SUPPLIED DATA -
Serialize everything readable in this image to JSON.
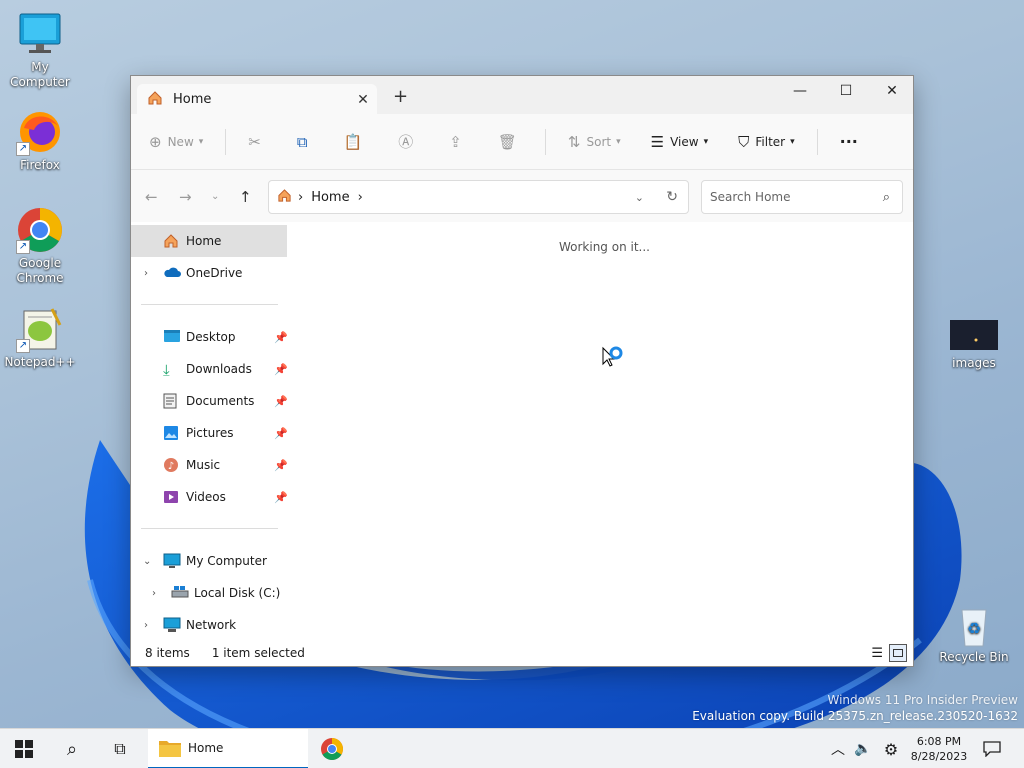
{
  "desktop": {
    "icons": [
      {
        "label": "My Computer"
      },
      {
        "label": "Firefox"
      },
      {
        "label": "Google Chrome"
      },
      {
        "label": "Notepad++"
      },
      {
        "label": "images"
      },
      {
        "label": "Recycle Bin"
      }
    ],
    "watermark": {
      "line1": "Windows 11 Pro Insider Preview",
      "line2": "Evaluation copy. Build 25375.zn_release.230520-1632"
    }
  },
  "explorer": {
    "tab_title": "Home",
    "toolbar": {
      "new_label": "New",
      "sort_label": "Sort",
      "view_label": "View",
      "filter_label": "Filter",
      "more_label": "···"
    },
    "address": {
      "crumb": "Home",
      "search_placeholder": "Search Home"
    },
    "sidebar": {
      "items": [
        {
          "label": "Home"
        },
        {
          "label": "OneDrive"
        },
        {
          "label": "Desktop"
        },
        {
          "label": "Downloads"
        },
        {
          "label": "Documents"
        },
        {
          "label": "Pictures"
        },
        {
          "label": "Music"
        },
        {
          "label": "Videos"
        },
        {
          "label": "My Computer"
        },
        {
          "label": "Local Disk (C:)"
        },
        {
          "label": "Network"
        }
      ]
    },
    "content": {
      "status_message": "Working on it..."
    },
    "statusbar": {
      "item_count": "8 items",
      "selection": "1 item selected"
    }
  },
  "taskbar": {
    "active_app_label": "Home",
    "time": "6:08 PM",
    "date": "8/28/2023"
  },
  "colors": {
    "accent": "#0067c0",
    "folder": "#f4c542"
  }
}
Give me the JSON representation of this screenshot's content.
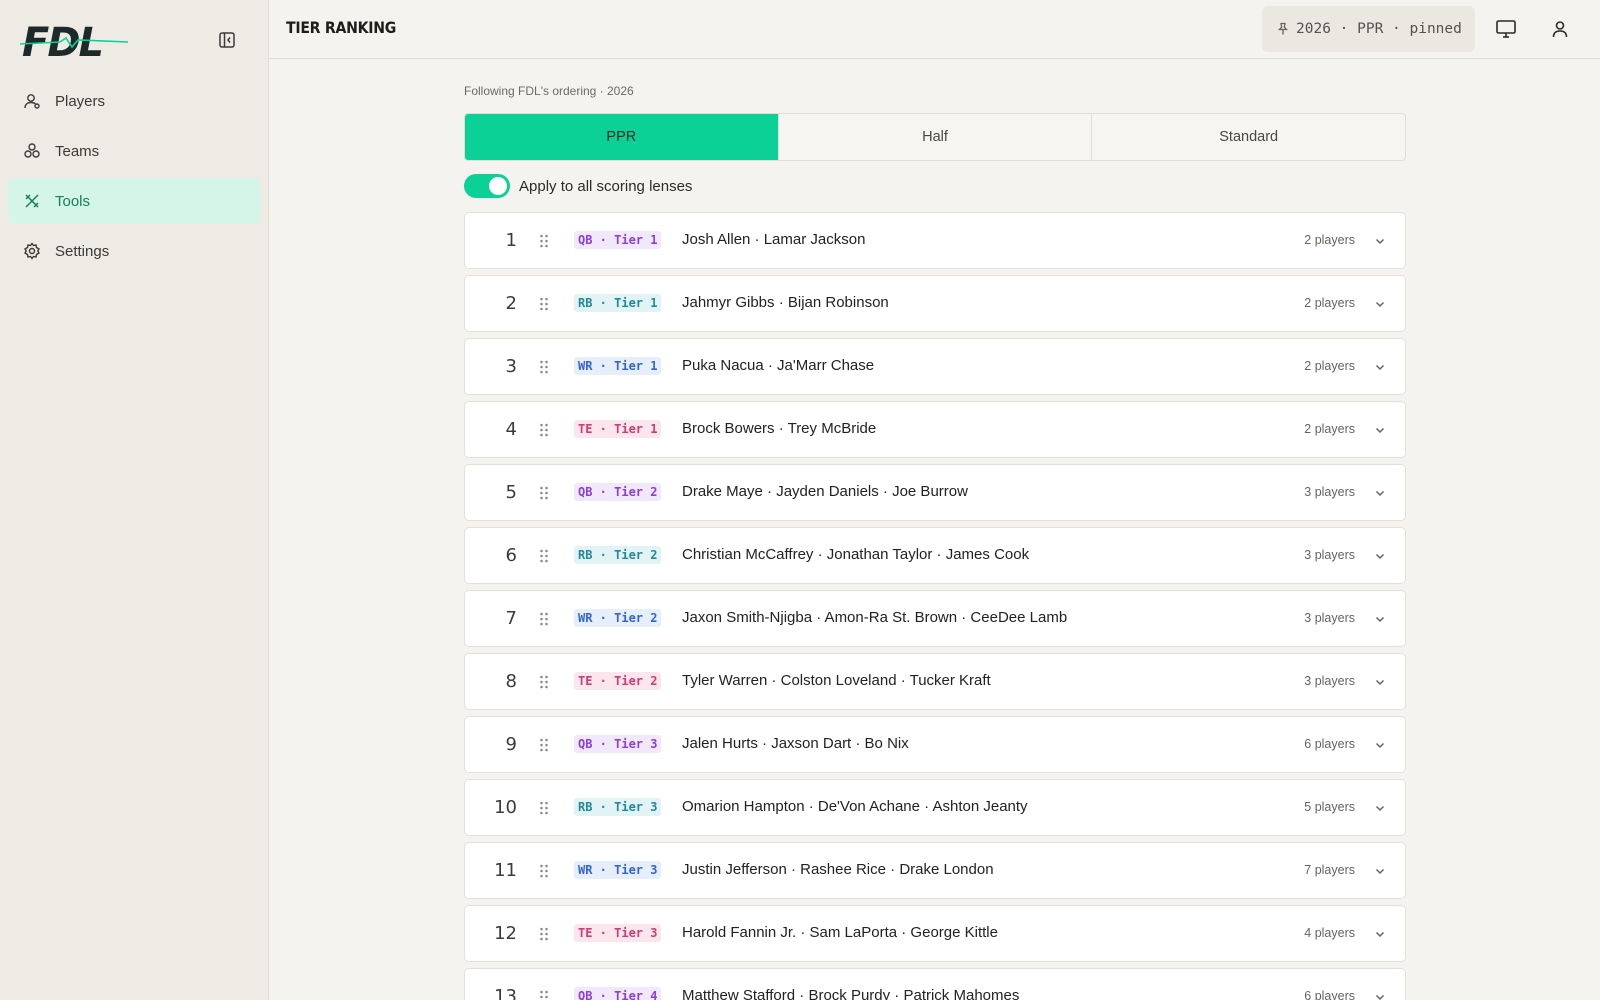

SET PROBLEM - Scan the lines for the string "this". Copy out each line that matches.

OUTPUT OF THE EXERCISE -
Serialize everything readable in this image to JSON.
Give me the JSON representation of this screenshot's content.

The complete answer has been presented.